======== Records for processing

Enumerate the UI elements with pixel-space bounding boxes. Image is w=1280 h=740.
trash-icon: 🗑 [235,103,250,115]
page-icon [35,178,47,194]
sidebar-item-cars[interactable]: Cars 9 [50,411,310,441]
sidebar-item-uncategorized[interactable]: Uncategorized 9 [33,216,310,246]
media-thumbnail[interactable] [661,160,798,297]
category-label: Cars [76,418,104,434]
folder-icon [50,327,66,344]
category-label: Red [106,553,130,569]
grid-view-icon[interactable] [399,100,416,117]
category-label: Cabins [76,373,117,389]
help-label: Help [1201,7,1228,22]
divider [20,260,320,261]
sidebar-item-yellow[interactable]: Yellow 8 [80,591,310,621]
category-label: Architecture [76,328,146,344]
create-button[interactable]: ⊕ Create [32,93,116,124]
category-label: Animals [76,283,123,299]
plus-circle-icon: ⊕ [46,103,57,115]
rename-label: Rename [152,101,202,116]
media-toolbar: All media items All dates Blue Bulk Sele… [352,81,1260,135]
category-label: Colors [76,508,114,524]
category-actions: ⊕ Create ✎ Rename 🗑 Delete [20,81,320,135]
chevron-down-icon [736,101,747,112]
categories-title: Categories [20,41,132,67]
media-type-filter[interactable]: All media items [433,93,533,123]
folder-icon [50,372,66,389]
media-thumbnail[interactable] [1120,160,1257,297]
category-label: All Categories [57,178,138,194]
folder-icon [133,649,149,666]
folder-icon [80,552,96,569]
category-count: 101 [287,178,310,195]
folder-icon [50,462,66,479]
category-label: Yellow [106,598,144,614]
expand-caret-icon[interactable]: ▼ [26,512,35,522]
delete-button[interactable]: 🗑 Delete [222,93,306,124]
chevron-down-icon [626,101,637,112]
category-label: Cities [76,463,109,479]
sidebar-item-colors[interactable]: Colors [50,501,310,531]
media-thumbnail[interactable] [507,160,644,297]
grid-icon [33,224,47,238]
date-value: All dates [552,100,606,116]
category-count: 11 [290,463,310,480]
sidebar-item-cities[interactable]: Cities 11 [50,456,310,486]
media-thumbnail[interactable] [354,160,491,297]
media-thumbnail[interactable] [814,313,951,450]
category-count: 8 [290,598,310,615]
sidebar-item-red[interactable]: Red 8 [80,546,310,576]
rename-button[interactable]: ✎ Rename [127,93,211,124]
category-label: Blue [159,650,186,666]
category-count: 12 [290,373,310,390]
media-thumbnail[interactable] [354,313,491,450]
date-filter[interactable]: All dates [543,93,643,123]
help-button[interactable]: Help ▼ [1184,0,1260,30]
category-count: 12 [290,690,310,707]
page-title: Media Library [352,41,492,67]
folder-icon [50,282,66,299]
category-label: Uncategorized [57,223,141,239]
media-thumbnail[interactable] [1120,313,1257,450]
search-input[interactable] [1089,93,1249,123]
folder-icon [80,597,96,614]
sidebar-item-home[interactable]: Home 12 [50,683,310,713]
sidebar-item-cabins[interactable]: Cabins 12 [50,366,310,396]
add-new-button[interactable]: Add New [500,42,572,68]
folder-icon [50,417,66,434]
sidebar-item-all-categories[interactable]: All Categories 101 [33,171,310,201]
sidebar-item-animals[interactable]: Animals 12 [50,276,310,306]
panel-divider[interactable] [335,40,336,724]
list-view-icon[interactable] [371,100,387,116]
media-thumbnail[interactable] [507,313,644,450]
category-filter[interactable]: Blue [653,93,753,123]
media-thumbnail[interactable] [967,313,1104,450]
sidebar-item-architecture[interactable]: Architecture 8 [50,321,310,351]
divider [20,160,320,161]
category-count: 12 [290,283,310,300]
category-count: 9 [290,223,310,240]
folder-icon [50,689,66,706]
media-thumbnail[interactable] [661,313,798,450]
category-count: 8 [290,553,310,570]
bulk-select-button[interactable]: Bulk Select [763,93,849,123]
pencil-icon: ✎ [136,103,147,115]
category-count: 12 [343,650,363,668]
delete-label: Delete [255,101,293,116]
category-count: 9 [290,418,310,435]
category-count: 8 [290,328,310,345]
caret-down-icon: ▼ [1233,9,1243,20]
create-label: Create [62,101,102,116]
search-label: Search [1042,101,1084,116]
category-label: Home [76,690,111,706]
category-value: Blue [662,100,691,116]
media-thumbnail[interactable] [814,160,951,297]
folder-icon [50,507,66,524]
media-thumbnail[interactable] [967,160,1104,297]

================

Echo the rows above without any change, from the first row down to the one containing "category-label: Animals [76,283,123,299]", both included.

Enumerate the UI elements with pixel-space bounding boxes. Image is w=1280 h=740.
trash-icon: 🗑 [235,103,250,115]
page-icon [35,178,47,194]
sidebar-item-cars[interactable]: Cars 9 [50,411,310,441]
sidebar-item-uncategorized[interactable]: Uncategorized 9 [33,216,310,246]
media-thumbnail[interactable] [661,160,798,297]
category-label: Cars [76,418,104,434]
folder-icon [50,327,66,344]
category-label: Red [106,553,130,569]
grid-view-icon[interactable] [399,100,416,117]
category-label: Cabins [76,373,117,389]
help-label: Help [1201,7,1228,22]
divider [20,260,320,261]
sidebar-item-yellow[interactable]: Yellow 8 [80,591,310,621]
category-label: Architecture [76,328,146,344]
create-button[interactable]: ⊕ Create [32,93,116,124]
category-label: Animals [76,283,123,299]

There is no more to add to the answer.